━━ Data lines ━━
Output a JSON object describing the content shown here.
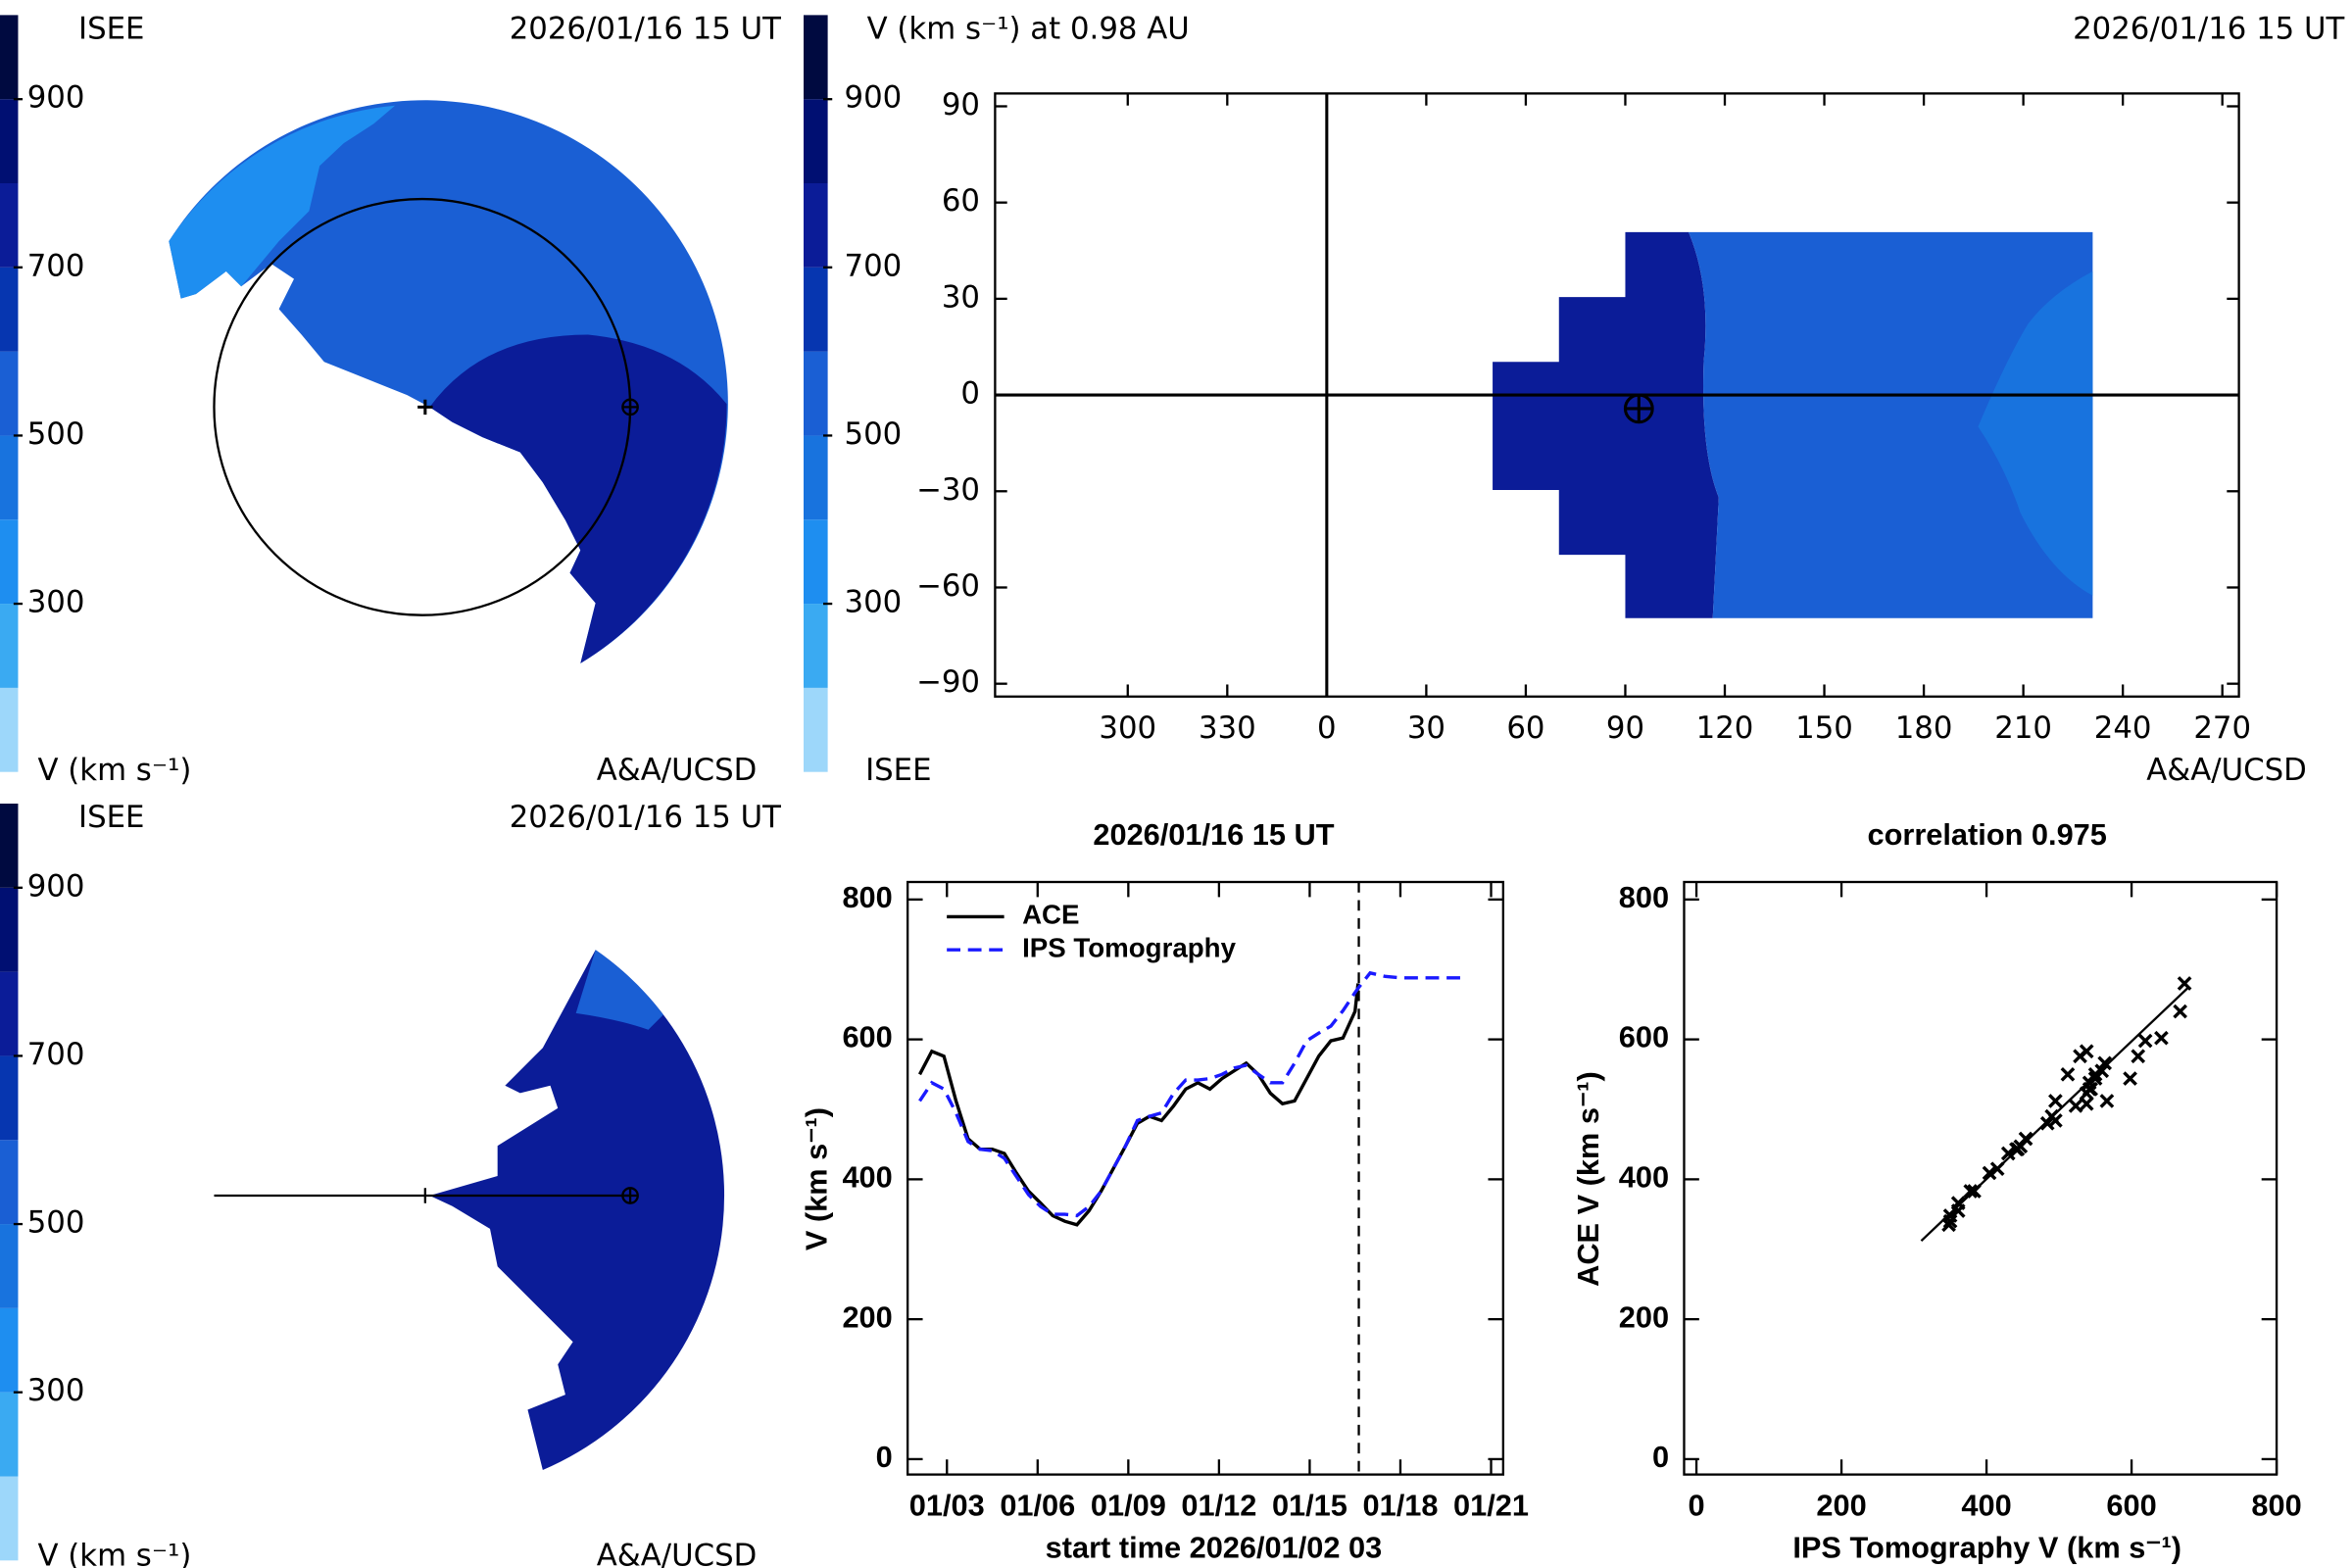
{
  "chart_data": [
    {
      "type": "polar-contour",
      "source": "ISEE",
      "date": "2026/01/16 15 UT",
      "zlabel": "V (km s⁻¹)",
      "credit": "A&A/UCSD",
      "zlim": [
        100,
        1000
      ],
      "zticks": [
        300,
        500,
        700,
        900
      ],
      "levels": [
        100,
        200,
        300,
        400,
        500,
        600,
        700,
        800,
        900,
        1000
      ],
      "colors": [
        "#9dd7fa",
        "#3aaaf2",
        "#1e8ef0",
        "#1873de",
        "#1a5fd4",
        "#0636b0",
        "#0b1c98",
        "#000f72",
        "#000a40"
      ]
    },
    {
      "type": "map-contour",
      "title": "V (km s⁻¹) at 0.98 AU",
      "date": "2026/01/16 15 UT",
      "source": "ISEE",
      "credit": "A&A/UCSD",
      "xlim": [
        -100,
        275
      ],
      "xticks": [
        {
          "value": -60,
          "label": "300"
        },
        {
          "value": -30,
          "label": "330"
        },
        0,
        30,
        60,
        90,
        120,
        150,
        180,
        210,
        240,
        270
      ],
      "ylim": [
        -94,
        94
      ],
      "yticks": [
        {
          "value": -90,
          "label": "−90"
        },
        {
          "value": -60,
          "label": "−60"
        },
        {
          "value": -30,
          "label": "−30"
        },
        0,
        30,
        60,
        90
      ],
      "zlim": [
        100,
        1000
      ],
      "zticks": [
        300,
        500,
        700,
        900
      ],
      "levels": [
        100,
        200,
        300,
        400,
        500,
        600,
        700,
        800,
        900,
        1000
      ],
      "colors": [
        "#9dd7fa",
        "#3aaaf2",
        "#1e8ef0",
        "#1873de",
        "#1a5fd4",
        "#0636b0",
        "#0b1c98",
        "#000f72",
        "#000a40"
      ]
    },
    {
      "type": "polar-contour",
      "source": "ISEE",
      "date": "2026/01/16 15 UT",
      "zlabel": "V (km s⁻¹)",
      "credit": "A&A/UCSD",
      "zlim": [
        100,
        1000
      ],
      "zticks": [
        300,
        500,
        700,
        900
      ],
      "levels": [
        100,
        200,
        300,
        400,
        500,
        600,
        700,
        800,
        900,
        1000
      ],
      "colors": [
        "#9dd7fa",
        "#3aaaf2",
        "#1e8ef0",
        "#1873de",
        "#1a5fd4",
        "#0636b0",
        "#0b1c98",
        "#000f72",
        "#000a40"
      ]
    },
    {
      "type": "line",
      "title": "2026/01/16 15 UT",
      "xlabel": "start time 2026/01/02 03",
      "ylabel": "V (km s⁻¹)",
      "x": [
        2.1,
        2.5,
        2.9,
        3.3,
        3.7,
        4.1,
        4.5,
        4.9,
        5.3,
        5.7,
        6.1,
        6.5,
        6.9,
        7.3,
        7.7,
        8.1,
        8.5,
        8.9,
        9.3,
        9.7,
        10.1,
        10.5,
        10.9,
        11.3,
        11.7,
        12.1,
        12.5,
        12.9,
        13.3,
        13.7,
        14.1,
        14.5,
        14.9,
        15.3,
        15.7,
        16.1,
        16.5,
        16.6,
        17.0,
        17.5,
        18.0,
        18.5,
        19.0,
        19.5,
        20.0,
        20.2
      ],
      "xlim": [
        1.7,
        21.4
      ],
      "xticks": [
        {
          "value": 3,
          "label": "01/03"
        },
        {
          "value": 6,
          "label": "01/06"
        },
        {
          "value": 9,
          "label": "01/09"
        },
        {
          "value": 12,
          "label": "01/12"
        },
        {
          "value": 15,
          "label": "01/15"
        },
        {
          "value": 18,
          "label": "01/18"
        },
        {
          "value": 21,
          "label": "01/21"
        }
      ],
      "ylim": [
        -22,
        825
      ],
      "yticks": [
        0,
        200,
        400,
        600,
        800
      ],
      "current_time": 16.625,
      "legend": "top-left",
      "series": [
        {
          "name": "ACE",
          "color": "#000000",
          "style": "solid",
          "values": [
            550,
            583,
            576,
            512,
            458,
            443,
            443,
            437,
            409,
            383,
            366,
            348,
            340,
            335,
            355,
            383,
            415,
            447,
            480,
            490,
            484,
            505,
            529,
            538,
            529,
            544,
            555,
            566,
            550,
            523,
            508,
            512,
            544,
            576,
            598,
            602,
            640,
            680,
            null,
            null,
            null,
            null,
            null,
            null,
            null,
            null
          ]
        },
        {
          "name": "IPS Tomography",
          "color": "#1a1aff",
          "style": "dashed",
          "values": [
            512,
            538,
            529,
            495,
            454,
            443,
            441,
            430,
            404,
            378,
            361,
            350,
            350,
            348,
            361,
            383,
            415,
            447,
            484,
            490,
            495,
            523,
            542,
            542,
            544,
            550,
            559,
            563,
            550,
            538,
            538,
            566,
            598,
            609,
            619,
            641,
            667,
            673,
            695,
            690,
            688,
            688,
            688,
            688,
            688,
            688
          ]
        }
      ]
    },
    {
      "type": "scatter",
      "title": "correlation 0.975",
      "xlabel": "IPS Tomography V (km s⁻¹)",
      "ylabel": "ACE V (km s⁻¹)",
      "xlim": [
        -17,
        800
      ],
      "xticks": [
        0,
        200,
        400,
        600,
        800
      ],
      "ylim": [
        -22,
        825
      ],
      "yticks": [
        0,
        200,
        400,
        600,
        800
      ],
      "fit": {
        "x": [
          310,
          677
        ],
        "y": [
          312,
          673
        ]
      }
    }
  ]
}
━━━
━━ Data lines ━━
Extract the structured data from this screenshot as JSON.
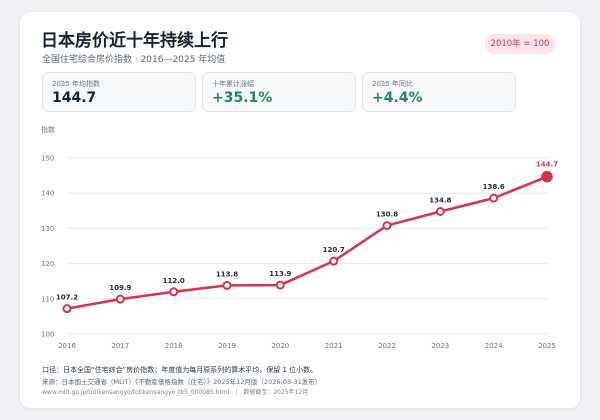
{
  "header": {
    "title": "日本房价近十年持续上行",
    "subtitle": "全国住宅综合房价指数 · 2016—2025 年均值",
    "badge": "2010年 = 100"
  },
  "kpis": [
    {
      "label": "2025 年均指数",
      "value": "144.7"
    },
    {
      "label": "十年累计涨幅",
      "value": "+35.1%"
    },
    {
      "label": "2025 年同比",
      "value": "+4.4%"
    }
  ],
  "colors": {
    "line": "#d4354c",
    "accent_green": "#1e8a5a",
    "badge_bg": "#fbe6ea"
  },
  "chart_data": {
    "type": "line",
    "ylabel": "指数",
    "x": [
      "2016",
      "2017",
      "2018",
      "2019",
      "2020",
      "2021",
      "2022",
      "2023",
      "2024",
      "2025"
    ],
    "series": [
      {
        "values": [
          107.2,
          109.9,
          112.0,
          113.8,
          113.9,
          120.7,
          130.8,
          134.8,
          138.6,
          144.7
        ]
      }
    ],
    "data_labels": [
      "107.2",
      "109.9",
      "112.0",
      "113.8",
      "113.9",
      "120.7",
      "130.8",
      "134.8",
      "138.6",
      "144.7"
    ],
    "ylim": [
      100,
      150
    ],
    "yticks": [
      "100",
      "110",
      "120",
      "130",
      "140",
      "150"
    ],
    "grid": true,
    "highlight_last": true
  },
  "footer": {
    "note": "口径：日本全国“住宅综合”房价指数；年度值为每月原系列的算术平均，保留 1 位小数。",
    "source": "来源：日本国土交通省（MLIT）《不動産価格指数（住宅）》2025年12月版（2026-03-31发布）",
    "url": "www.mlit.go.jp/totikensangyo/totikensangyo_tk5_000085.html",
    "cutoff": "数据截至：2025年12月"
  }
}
━━━
### The request
Every line holding "type" should be copied out.

### Correct response
      "type": "polar-contour",
      "type": "map-contour",
      "type": "polar-contour",
      "type": "line",
      "type": "scatter",
    "type": "line",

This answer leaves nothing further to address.